GIVEN EXERCISE:
Extract the full listing verbatim and drop any pictures from your copy.

(Stored data entries)
--------

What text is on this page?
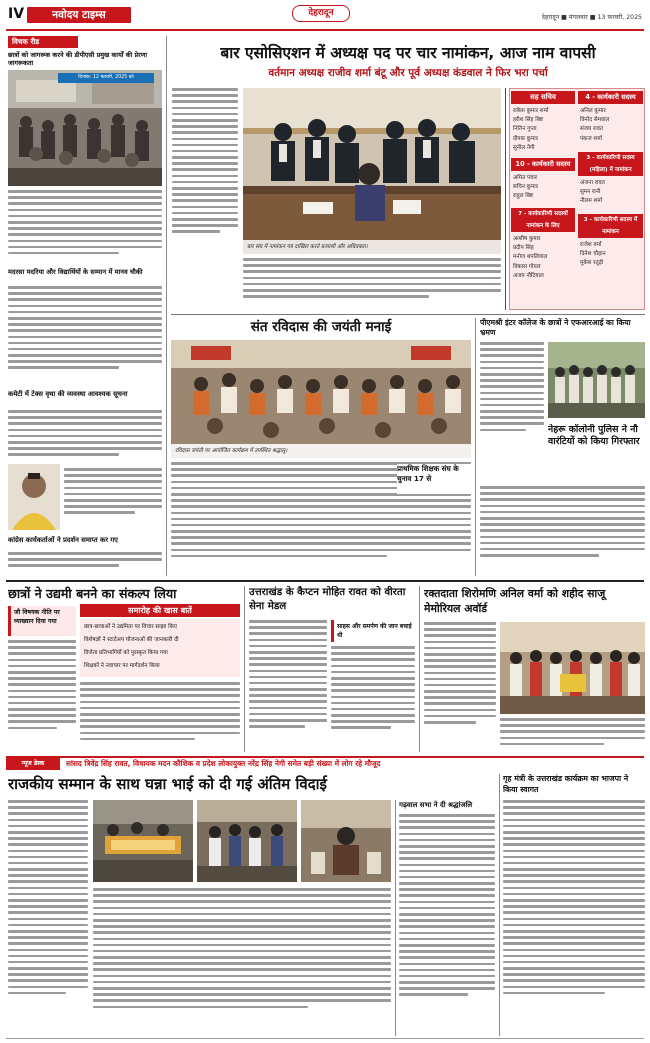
IV	नवोदय टाइम्स	देहरादून	देहरादून ■ मंगलवार ■ 13 फरवरी, 2025
विचक रीड
छात्रों को जागरूक करने की डीपीएसी प्रमुख कार्यों की प्रेरणा जागरूकता
दिनांक: 12 फरवरी, 2025 को
मदरसा मदरिया और विद्यार्थियों के सम्मान में मानव चौकी
कमेटी में टेक्स वृथा की व्यवस्था आवश्यक सूचना
कांग्रेस कार्यकर्ताओं ने प्रदर्शन समाप्त कर गए
बार एसोसिएशन में अध्यक्ष पद पर चार नामांकन, आज नाम वापसी
वर्तमान अध्यक्ष राजीव शर्मा बंटू और पूर्व अध्यक्ष कंडवाल ने फिर भरा पर्चा
बार संघ में नामांकन पत्र दाखिल करते प्रत्याशी और अधिवक्ता।
सह सचिव
राकेश कुमार शर्मा
हरीश सिंह बिष्ट
नितिन गुप्ता
दीपक कुमार
सुनील नेगी
4 - कार्यकारी सदस्य
अनिल कुमार
विनोद सेमवाल
संजय रावत
पंकज शर्मा
10 - कार्यकारी सदस्य
अमित पंवार
सचिन कुमार
राहुल बिष्ट
3 - कार्यकारिणी सदस्य (महिला) में नामांकन
अंजना रावत
सुमन रानी
नीलम शर्मा
7 - कार्यकारिणी सदस्यों नामांकन के लिए
आशीष कुमार
प्रदीप सिंह
मनोज थपलियाल
विकास गोयल
अजय नौटियाल
3 - कार्यकारिणी सदस्य में नामांकन
राजेश वर्मा
दिनेश चौहान
मुकेश रतूड़ी
संत रविदास की जयंती मनाई
रविदास जयंती पर आयोजित कार्यक्रम में उपस्थित श्रद्धालु।
पीएमश्री इंटर कॉलेज के छात्रों ने एफआरआई का किया भ्रमण
प्राथमिक शिक्षक संघ के चुनाव 17 से
नेहरू कॉलोनी पुलिस ने नौ वारंटियों को किया गिरफ्तार
छात्रों ने उद्यमी बनने का संकल्प लिया
जौ विषयक नीति पर व्याख्यान दिया गया
समारोह की खास बातें
छात्र-छात्राओं ने उद्यमिता पर विचार साझा किए
विशेषज्ञों ने स्टार्टअप योजनाओं की जानकारी दी
विजेता प्रतिभागियों को पुरस्कृत किया गया
शिक्षकों ने नवाचार पर मार्गदर्शन किया
उत्तराखंड के कैप्टन मोहित रावत को वीरता सेना मेडल
साहस और समर्पण की जान बचाई थी
रक्तदाता शिरोमणि अनिल वर्मा को शहीद साजू मेमोरियल अवॉर्ड
न्यूज डेस्क	सांसद त्रिवेंद्र सिंह रावत, विधायक मदन कौशिक व प्रदेश लोकायुक्त नरेंद्र सिंह नेगी समेत बड़ी संख्या में लोग रहे मौजूद
राजकीय सम्मान के साथ घन्ना भाई को दी गई अंतिम विदाई
गढ़वाल सभा ने दी श्रद्धांजलि
गृह मंत्री के उत्तराखंड कार्यक्रम का भाजपा ने किया स्वागत
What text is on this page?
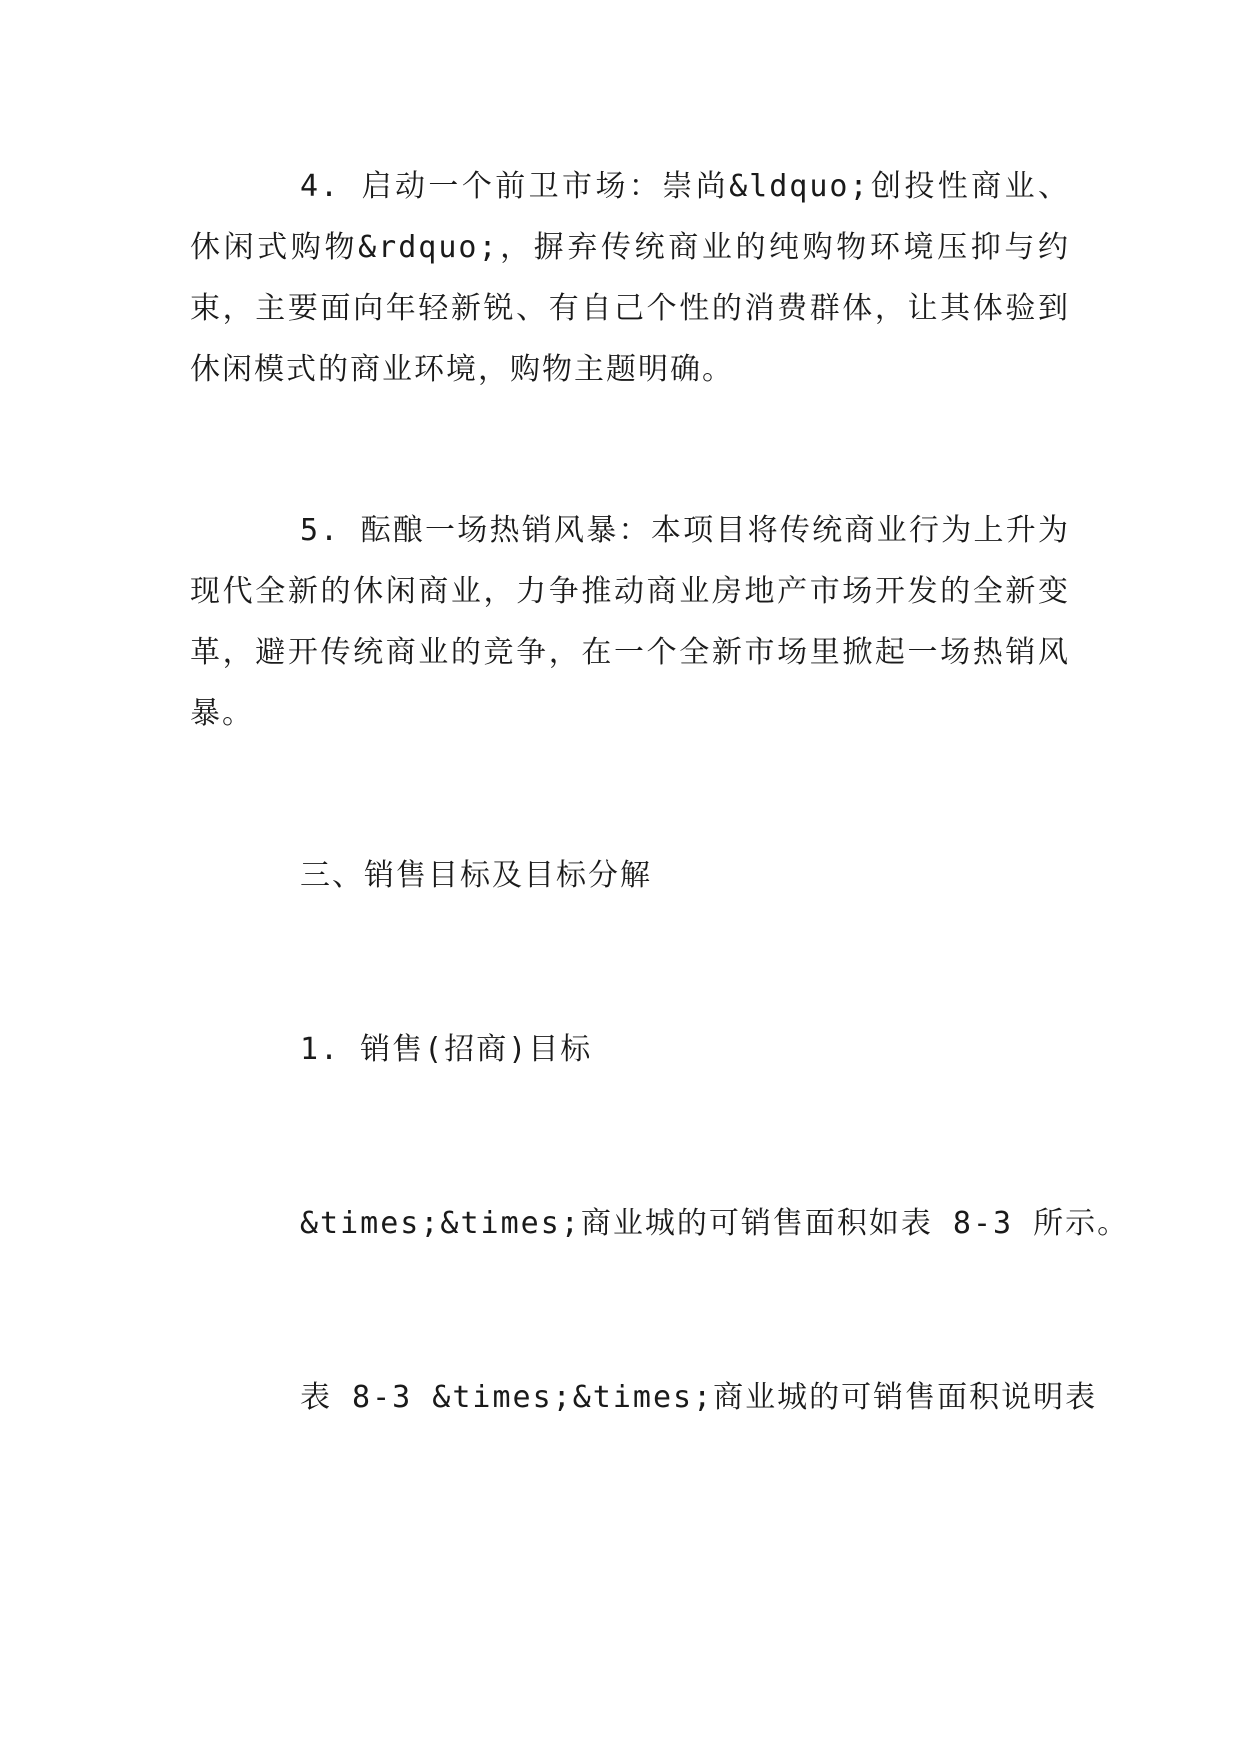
4. 启动一个前卫市场：崇尚&ldquo;创投性商业、休闲式购物&rdquo;，摒弃传统商业的纯购物环境压抑与约束，主要面向年轻新锐、有自己个性的消费群体，让其体验到休闲模式的商业环境，购物主题明确。

5. 酝酿一场热销风暴：本项目将传统商业行为上升为现代全新的休闲商业，力争推动商业房地产市场开发的全新变革，避开传统商业的竞争，在一个全新市场里掀起一场热销风暴。

三、销售目标及目标分解

1. 销售(招商)目标

&times;&times;商业城的可销售面积如表 8-3 所示。

表 8-3 &times;&times;商业城的可销售面积说明表
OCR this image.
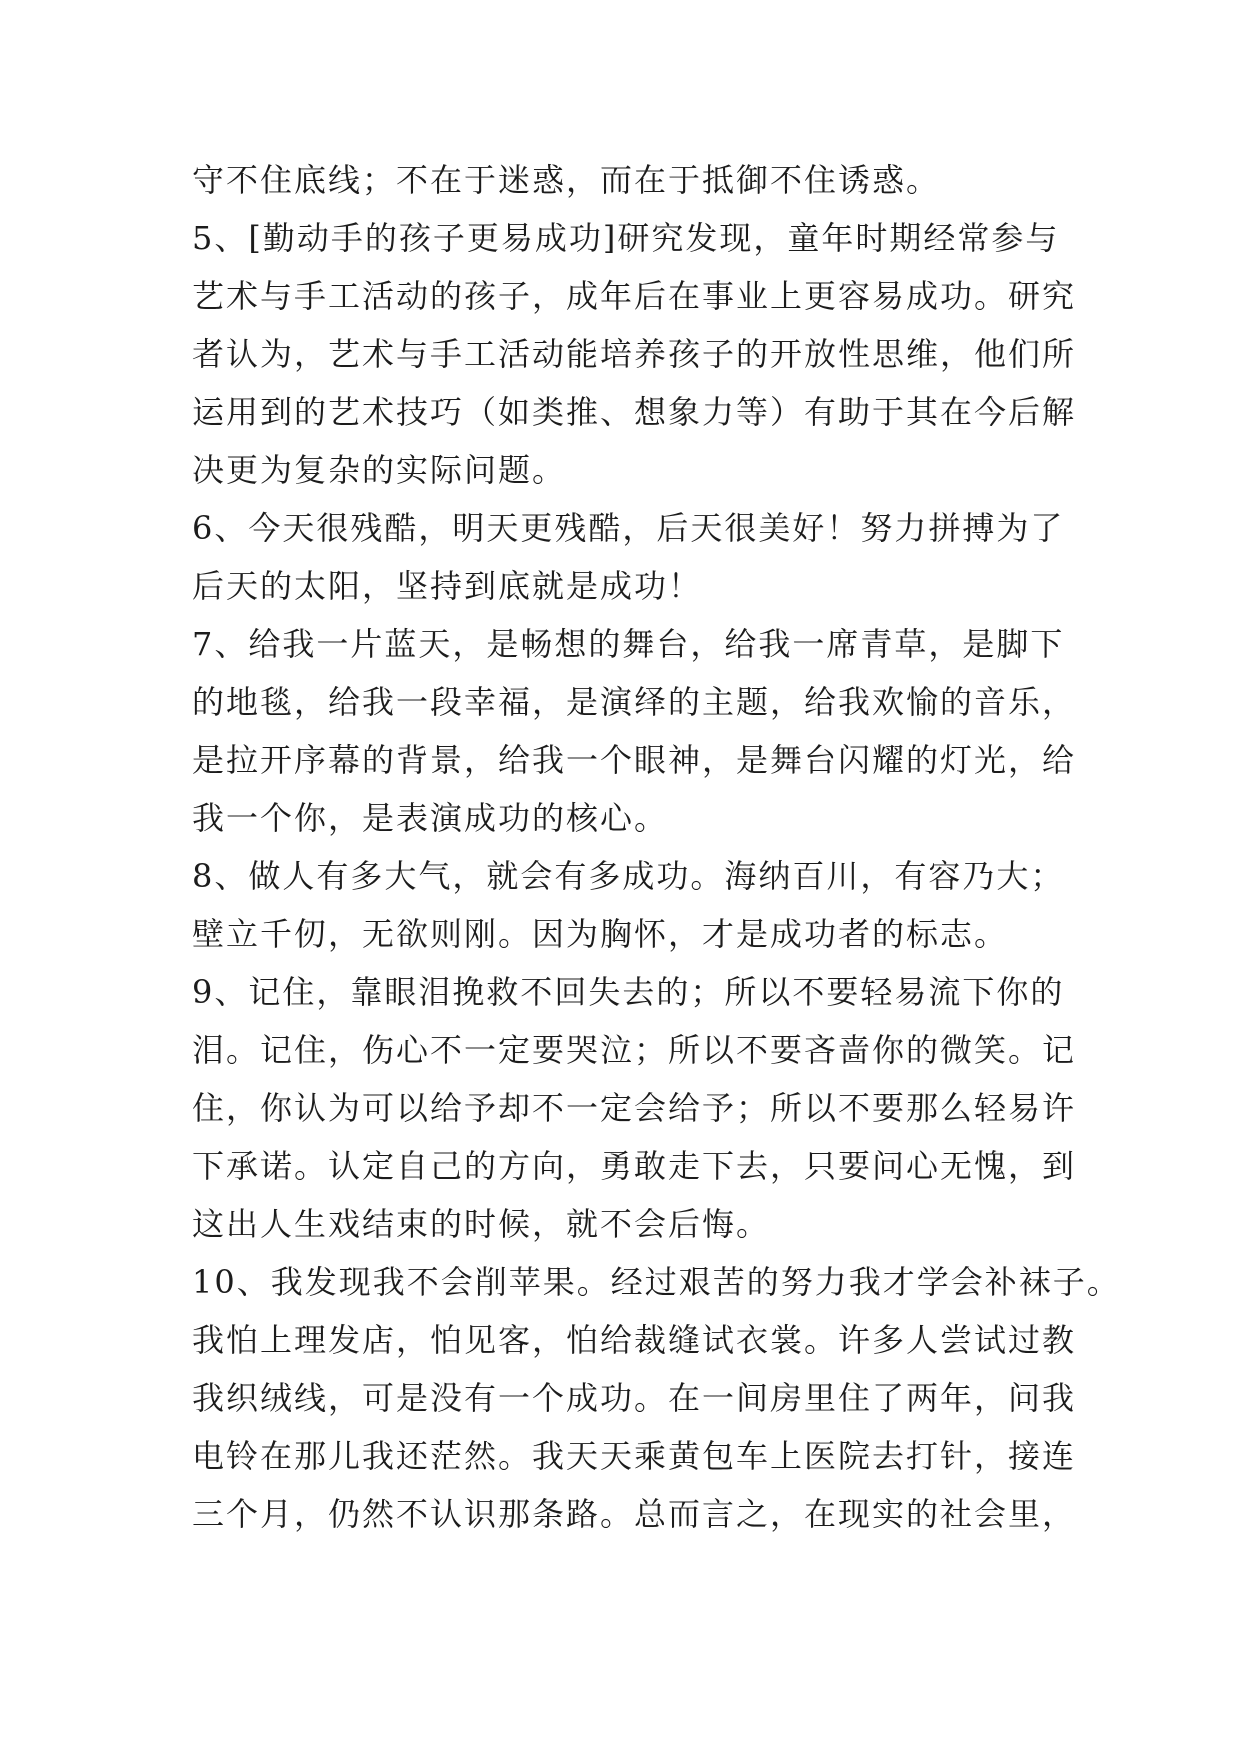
守不住底线；不在于迷惑，而在于抵御不住诱惑。
5、[勤动手的孩子更易成功]研究发现，童年时期经常参与
艺术与手工活动的孩子，成年后在事业上更容易成功。研究
者认为，艺术与手工活动能培养孩子的开放性思维，他们所
运用到的艺术技巧（如类推、想象力等）有助于其在今后解
决更为复杂的实际问题。
6、今天很残酷，明天更残酷，后天很美好！努力拼搏为了
后天的太阳，坚持到底就是成功！
7、给我一片蓝天，是畅想的舞台，给我一席青草，是脚下
的地毯，给我一段幸福，是演绎的主题，给我欢愉的音乐，
是拉开序幕的背景，给我一个眼神，是舞台闪耀的灯光，给
我一个你，是表演成功的核心。
8、做人有多大气，就会有多成功。海纳百川，有容乃大；
壁立千仞，无欲则刚。因为胸怀，才是成功者的标志。
9、记住，靠眼泪挽救不回失去的；所以不要轻易流下你的
泪。记住，伤心不一定要哭泣；所以不要吝啬你的微笑。记
住，你认为可以给予却不一定会给予；所以不要那么轻易许
下承诺。认定自己的方向，勇敢走下去，只要问心无愧，到
这出人生戏结束的时候，就不会后悔。
10、我发现我不会削苹果。经过艰苦的努力我才学会补袜子。
我怕上理发店，怕见客，怕给裁缝试衣裳。许多人尝试过教
我织绒线，可是没有一个成功。在一间房里住了两年，问我
电铃在那儿我还茫然。我天天乘黄包车上医院去打针，接连
三个月，仍然不认识那条路。总而言之，在现实的社会里，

--------

CORRECT ANSWER:
What text is on this page?
IV	नवोदय टाइम्स	देहरादून	देहरादून ■ मंगलवार ■ 13 फरवरी, 2025
विचक रीड
छात्रों को जागरूक करने की डीपीएसी प्रमुख कार्यों की प्रेरणा जागरूकता
दिनांक: 12 फरवरी, 2025 को
मदरसा मदरिया और विद्यार्थियों के सम्मान में मानव चौकी
कमेटी में टेक्स वृथा की व्यवस्था आवश्यक सूचना
कांग्रेस कार्यकर्ताओं ने प्रदर्शन समाप्त कर गए
बार एसोसिएशन में अध्यक्ष पद पर चार नामांकन, आज नाम वापसी
वर्तमान अध्यक्ष राजीव शर्मा बंटू और पूर्व अध्यक्ष कंडवाल ने फिर भरा पर्चा
बार संघ में नामांकन पत्र दाखिल करते प्रत्याशी और अधिवक्ता।
सह सचिव
राकेश कुमार शर्मा
हरीश सिंह बिष्ट
नितिन गुप्ता
दीपक कुमार
सुनील नेगी
4 - कार्यकारी सदस्य
अनिल कुमार
विनोद सेमवाल
संजय रावत
पंकज शर्मा
10 - कार्यकारी सदस्य
अमित पंवार
सचिन कुमार
राहुल बिष्ट
3 - कार्यकारिणी सदस्य (महिला) में नामांकन
अंजना रावत
सुमन रानी
नीलम शर्मा
7 - कार्यकारिणी सदस्यों नामांकन के लिए
आशीष कुमार
प्रदीप सिंह
मनोज थपलियाल
विकास गोयल
अजय नौटियाल
3 - कार्यकारिणी सदस्य में नामांकन
राजेश वर्मा
दिनेश चौहान
मुकेश रतूड़ी
संत रविदास की जयंती मनाई
रविदास जयंती पर आयोजित कार्यक्रम में उपस्थित श्रद्धालु।
पीएमश्री इंटर कॉलेज के छात्रों ने एफआरआई का किया भ्रमण
प्राथमिक शिक्षक संघ के चुनाव 17 से
नेहरू कॉलोनी पुलिस ने नौ वारंटियों को किया गिरफ्तार
छात्रों ने उद्यमी बनने का संकल्प लिया
जौ विषयक नीति पर व्याख्यान दिया गया
समारोह की खास बातें
छात्र-छात्राओं ने उद्यमिता पर विचार साझा किए
विशेषज्ञों ने स्टार्टअप योजनाओं की जानकारी दी
विजेता प्रतिभागियों को पुरस्कृत किया गया
शिक्षकों ने नवाचार पर मार्गदर्शन किया
उत्तराखंड के कैप्टन मोहित रावत को वीरता सेना मेडल
साहस और समर्पण की जान बचाई थी
रक्तदाता शिरोमणि अनिल वर्मा को शहीद साजू मेमोरियल अवॉर्ड
न्यूज डेस्क	सांसद त्रिवेंद्र सिंह रावत, विधायक मदन कौशिक व प्रदेश लोकायुक्त नरेंद्र सिंह नेगी समेत बड़ी संख्या में लोग रहे मौजूद
राजकीय सम्मान के साथ घन्ना भाई को दी गई अंतिम विदाई
गढ़वाल सभा ने दी श्रद्धांजलि
गृह मंत्री के उत्तराखंड कार्यक्रम का भाजपा ने किया स्वागत
What text is on this page?
4. 启动一个前卫市场：崇尚&ldquo;创投性商业、休闲式购物&rdquo;，摒弃传统商业的纯购物环境压抑与约束，主要面向年轻新锐、有自己个性的消费群体，让其体验到休闲模式的商业环境，购物主题明确。

5. 酝酿一场热销风暴：本项目将传统商业行为上升为现代全新的休闲商业，力争推动商业房地产市场开发的全新变革，避开传统商业的竞争，在一个全新市场里掀起一场热销风暴。

三、销售目标及目标分解

1. 销售(招商)目标

&times;&times;商业城的可销售面积如表 8-3 所示。

表 8-3 &times;&times;商业城的可销售面积说明表
OCR this image.
守不住底线；不在于迷惑，而在于抵御不住诱惑。
5、[勤动手的孩子更易成功]研究发现，童年时期经常参与
艺术与手工活动的孩子，成年后在事业上更容易成功。研究
者认为，艺术与手工活动能培养孩子的开放性思维，他们所
运用到的艺术技巧（如类推、想象力等）有助于其在今后解
决更为复杂的实际问题。
6、今天很残酷，明天更残酷，后天很美好！努力拼搏为了
后天的太阳，坚持到底就是成功！
7、给我一片蓝天，是畅想的舞台，给我一席青草，是脚下
的地毯，给我一段幸福，是演绎的主题，给我欢愉的音乐，
是拉开序幕的背景，给我一个眼神，是舞台闪耀的灯光，给
我一个你，是表演成功的核心。
8、做人有多大气，就会有多成功。海纳百川，有容乃大；
壁立千仞，无欲则刚。因为胸怀，才是成功者的标志。
9、记住，靠眼泪挽救不回失去的；所以不要轻易流下你的
泪。记住，伤心不一定要哭泣；所以不要吝啬你的微笑。记
住，你认为可以给予却不一定会给予；所以不要那么轻易许
下承诺。认定自己的方向，勇敢走下去，只要问心无愧，到
这出人生戏结束的时候，就不会后悔。
10、我发现我不会削苹果。经过艰苦的努力我才学会补袜子。
我怕上理发店，怕见客，怕给裁缝试衣裳。许多人尝试过教
我织绒线，可是没有一个成功。在一间房里住了两年，问我
电铃在那儿我还茫然。我天天乘黄包车上医院去打针，接连
三个月，仍然不认识那条路。总而言之，在现实的社会里，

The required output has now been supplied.